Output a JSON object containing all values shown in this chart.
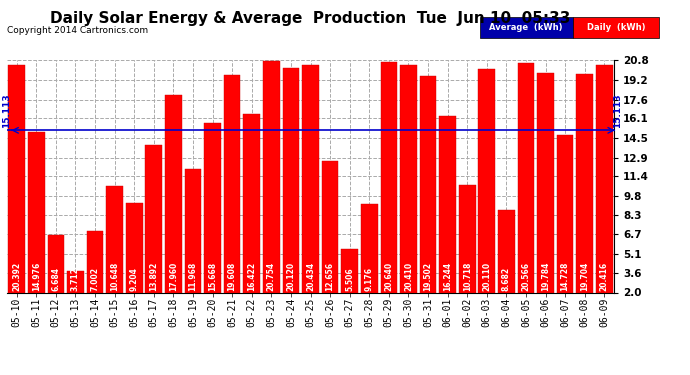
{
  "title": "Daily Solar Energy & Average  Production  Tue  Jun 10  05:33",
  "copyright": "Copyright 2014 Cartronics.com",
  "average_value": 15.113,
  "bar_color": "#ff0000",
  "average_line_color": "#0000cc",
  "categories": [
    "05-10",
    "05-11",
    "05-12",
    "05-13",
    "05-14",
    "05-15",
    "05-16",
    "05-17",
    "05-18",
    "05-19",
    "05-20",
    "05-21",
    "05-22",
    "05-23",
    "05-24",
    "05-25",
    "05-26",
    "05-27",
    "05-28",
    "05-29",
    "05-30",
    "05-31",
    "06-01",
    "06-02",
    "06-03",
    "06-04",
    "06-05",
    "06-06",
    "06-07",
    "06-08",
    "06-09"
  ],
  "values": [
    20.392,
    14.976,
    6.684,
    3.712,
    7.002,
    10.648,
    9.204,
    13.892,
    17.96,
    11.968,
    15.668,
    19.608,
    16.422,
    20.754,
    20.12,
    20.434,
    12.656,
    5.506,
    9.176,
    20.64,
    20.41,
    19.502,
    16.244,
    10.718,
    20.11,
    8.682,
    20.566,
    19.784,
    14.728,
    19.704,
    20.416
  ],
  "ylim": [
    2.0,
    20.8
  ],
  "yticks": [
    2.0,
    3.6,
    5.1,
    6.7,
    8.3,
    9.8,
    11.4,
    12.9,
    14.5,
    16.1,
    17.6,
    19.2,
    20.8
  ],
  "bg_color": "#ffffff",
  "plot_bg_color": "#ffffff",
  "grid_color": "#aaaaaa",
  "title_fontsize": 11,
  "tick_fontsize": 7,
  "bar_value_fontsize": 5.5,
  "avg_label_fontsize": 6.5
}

◆ **What is needed**: Go through the records above and copy every line with the word "values".

◆ **Response**:
Output a JSON object containing all values shown in this chart.
  "values": [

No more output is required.